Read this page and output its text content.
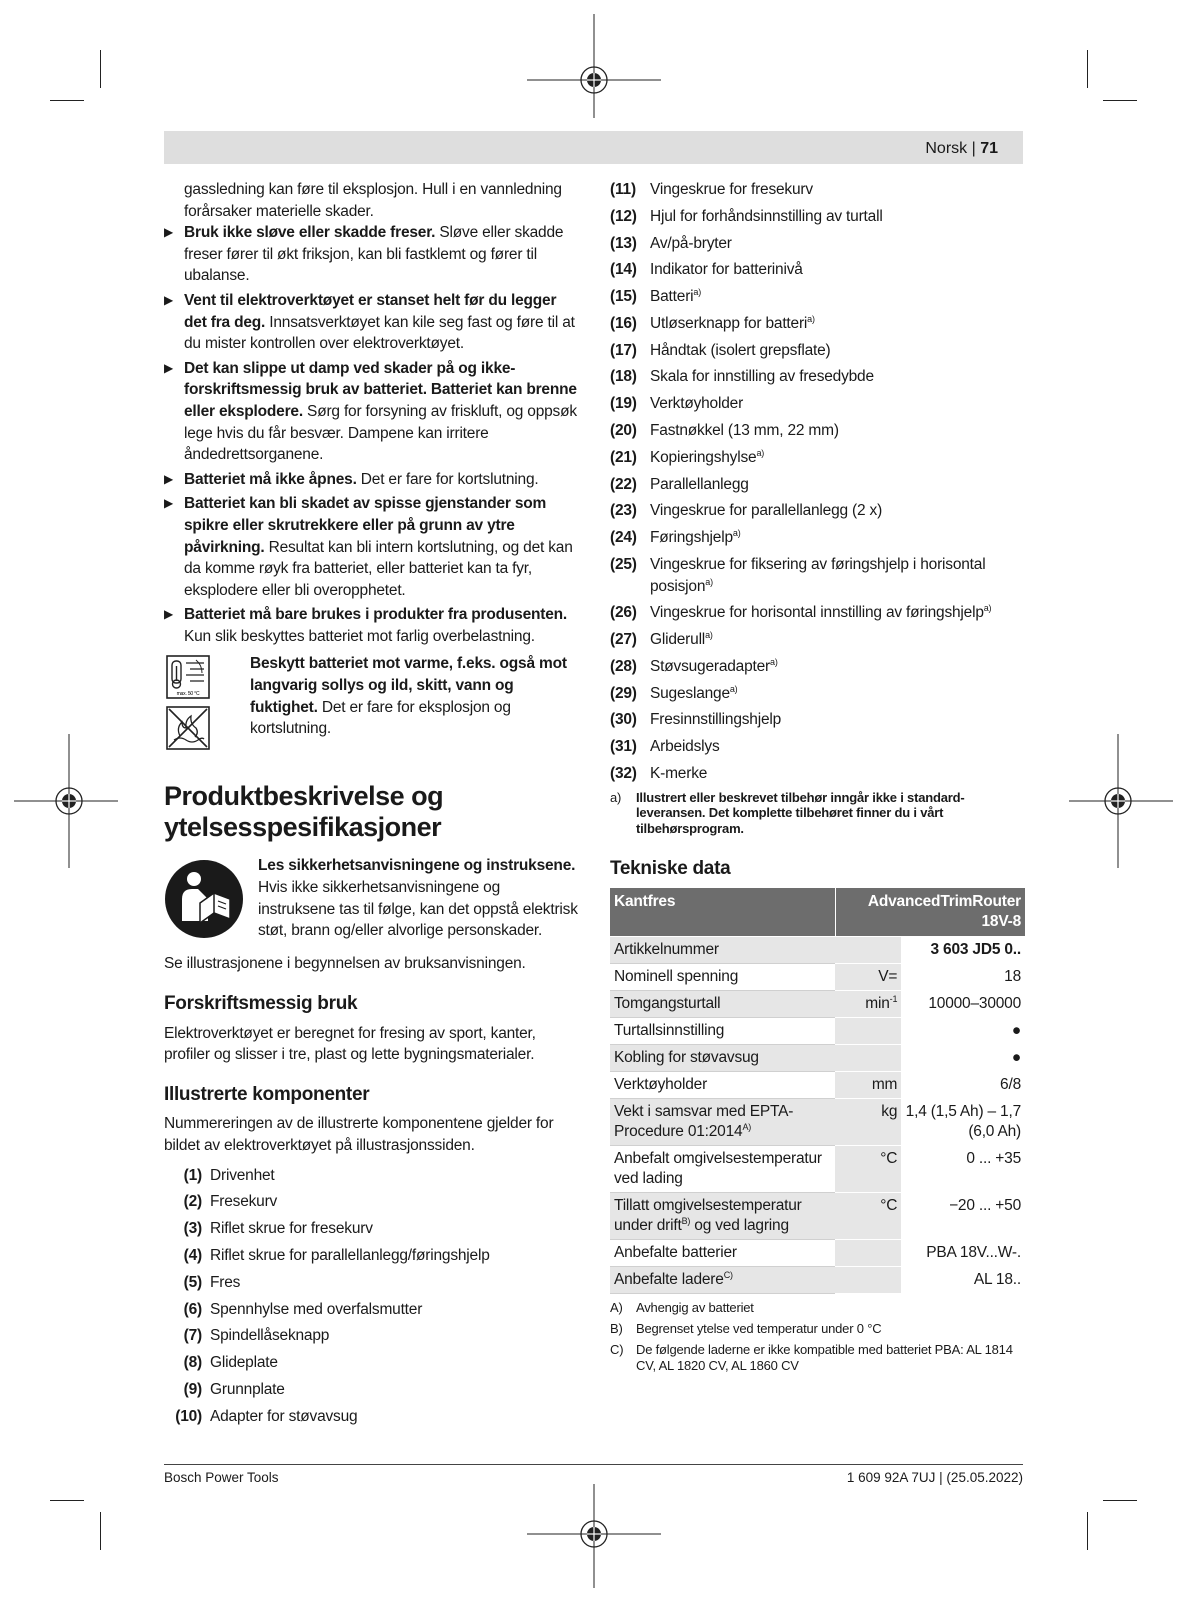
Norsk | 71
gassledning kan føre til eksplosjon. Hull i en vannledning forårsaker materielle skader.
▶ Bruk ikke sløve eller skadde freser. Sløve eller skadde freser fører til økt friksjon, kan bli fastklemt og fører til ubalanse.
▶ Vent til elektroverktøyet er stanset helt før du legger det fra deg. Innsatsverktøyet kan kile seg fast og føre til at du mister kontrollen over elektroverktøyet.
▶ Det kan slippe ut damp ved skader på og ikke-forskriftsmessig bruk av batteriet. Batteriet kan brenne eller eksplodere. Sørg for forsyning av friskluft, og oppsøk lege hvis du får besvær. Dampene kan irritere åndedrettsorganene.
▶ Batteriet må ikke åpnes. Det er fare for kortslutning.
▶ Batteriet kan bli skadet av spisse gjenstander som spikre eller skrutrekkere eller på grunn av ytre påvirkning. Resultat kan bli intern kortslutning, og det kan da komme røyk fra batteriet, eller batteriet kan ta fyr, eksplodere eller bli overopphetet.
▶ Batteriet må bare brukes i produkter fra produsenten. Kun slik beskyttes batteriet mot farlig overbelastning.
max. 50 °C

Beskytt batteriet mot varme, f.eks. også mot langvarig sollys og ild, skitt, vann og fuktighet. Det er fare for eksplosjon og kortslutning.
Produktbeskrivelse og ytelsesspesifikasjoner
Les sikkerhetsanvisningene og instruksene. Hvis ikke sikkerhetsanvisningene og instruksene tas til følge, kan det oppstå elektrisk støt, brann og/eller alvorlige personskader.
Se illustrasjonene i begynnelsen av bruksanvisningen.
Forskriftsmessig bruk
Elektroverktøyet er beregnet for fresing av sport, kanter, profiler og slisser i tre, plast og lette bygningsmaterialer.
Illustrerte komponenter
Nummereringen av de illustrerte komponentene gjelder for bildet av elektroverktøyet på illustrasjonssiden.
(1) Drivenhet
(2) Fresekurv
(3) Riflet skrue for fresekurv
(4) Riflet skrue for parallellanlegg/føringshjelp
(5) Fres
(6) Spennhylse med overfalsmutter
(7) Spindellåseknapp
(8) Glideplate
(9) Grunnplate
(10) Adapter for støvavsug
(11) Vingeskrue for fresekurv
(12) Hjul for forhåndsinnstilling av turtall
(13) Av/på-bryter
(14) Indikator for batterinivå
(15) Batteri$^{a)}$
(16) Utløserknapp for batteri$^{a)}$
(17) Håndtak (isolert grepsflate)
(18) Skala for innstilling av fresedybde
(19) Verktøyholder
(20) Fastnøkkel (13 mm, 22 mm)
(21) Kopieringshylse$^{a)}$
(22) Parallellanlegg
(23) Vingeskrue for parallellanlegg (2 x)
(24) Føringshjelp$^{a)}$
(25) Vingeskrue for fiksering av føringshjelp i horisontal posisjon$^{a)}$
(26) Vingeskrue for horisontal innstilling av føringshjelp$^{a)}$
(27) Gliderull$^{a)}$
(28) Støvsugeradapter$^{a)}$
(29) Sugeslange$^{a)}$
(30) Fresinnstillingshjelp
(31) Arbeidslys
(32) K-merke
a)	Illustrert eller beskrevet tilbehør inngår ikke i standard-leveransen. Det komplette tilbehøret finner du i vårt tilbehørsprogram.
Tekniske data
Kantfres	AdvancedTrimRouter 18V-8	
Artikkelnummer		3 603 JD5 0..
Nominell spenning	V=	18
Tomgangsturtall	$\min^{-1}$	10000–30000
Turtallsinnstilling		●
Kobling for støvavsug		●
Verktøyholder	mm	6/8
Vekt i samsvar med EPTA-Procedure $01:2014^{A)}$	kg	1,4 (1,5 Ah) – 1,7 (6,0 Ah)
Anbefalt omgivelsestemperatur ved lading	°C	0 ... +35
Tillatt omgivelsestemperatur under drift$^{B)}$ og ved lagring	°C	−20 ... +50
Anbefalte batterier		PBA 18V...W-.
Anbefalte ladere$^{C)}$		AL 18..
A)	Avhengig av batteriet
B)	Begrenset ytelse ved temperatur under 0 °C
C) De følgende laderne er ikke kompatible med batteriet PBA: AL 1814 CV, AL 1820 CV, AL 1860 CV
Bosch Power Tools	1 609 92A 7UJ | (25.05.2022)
------------
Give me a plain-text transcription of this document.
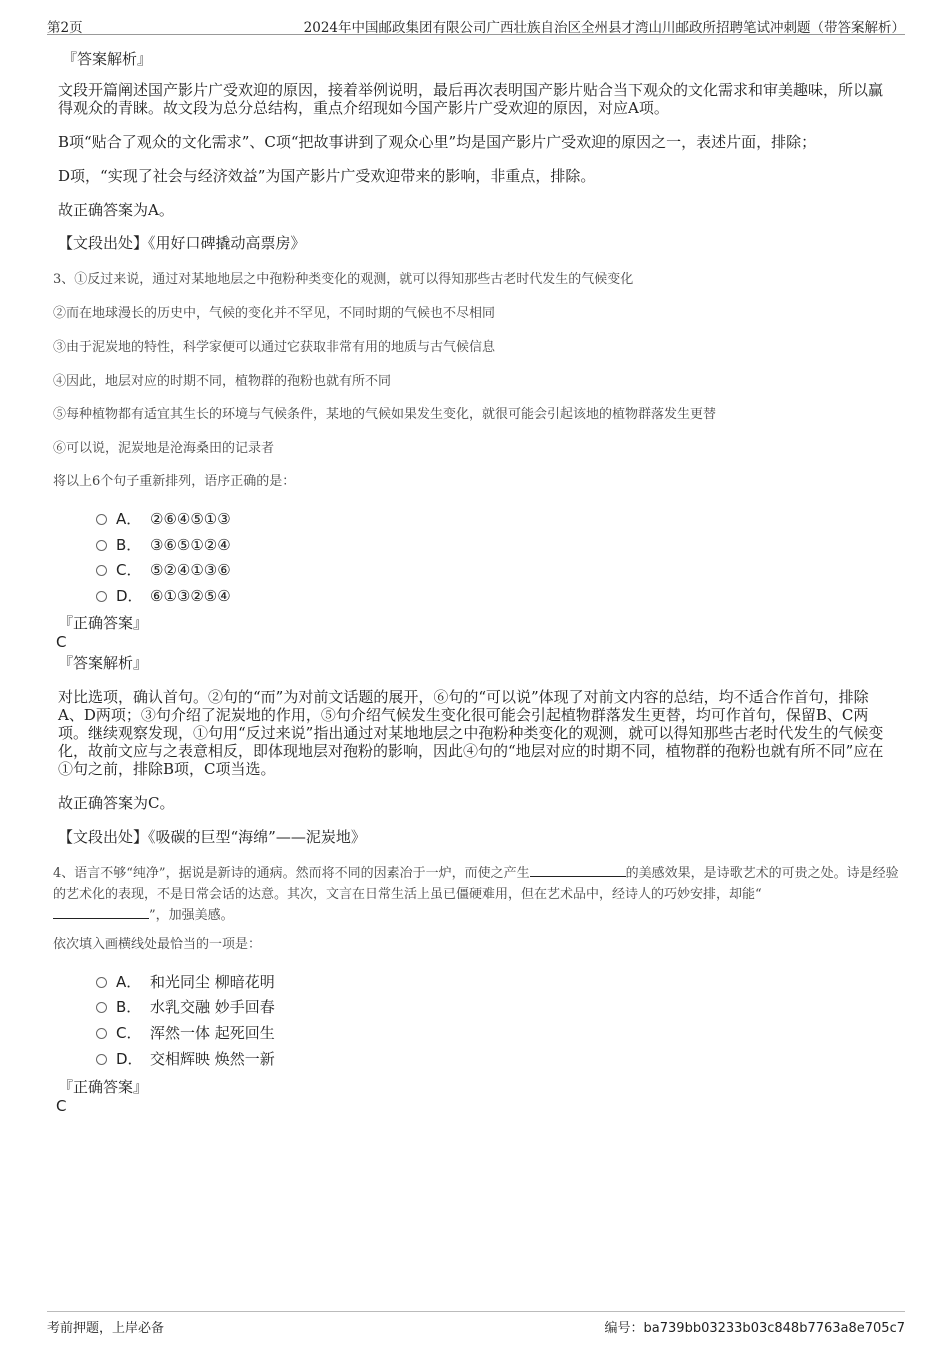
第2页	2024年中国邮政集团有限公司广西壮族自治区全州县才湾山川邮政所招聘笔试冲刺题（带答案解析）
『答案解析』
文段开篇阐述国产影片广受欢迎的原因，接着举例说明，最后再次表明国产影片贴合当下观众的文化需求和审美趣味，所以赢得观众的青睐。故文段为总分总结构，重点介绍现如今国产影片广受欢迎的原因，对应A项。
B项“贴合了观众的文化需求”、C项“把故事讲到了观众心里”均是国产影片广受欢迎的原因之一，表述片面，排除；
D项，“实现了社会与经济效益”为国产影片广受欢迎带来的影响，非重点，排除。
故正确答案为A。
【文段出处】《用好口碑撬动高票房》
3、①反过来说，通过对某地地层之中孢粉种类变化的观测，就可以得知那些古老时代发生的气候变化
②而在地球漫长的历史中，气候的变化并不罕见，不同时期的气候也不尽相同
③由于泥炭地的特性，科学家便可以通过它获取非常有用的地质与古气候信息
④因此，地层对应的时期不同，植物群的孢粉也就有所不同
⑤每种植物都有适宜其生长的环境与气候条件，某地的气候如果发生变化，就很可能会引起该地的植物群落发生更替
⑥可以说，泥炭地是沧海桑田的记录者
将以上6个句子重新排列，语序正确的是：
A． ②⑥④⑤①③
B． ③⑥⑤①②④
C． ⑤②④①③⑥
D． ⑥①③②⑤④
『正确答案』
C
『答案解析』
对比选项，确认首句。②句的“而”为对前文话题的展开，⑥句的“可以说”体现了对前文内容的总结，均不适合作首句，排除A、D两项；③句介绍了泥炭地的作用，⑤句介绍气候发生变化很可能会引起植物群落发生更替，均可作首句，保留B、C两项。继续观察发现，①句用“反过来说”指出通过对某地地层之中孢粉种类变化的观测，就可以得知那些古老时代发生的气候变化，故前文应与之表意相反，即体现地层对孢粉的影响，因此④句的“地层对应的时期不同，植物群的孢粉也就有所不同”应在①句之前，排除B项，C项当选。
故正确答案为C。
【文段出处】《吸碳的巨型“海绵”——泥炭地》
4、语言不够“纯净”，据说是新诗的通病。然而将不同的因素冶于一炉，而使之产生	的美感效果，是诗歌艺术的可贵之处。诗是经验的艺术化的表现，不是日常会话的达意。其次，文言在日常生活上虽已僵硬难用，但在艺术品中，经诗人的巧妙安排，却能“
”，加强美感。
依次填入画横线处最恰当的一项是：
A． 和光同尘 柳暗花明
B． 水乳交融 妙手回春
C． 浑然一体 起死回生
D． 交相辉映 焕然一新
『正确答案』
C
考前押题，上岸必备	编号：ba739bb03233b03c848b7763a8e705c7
------------
The lines to collect are those holding the string "地层对应的时期不同"; copy them all.

④因此，地层对应的时期不同，植物群的孢粉也就有所不同
对比选项，确认首句。②句的“而”为对前文话题的展开，⑥句的“可以说”体现了对前文内容的总结，均不适合作首句，排除A、D两项；③句介绍了泥炭地的作用，⑤句介绍气候发生变化很可能会引起植物群落发生更替，均可作首句，保留B、C两项。继续观察发现，①句用“反过来说”指出通过对某地地层之中孢粉种类变化的观测，就可以得知那些古老时代发生的气候变化，故前文应与之表意相反，即体现地层对孢粉的影响，因此④句的“地层对应的时期不同，植物群的孢粉也就有所不同”应在①句之前，排除B项，C项当选。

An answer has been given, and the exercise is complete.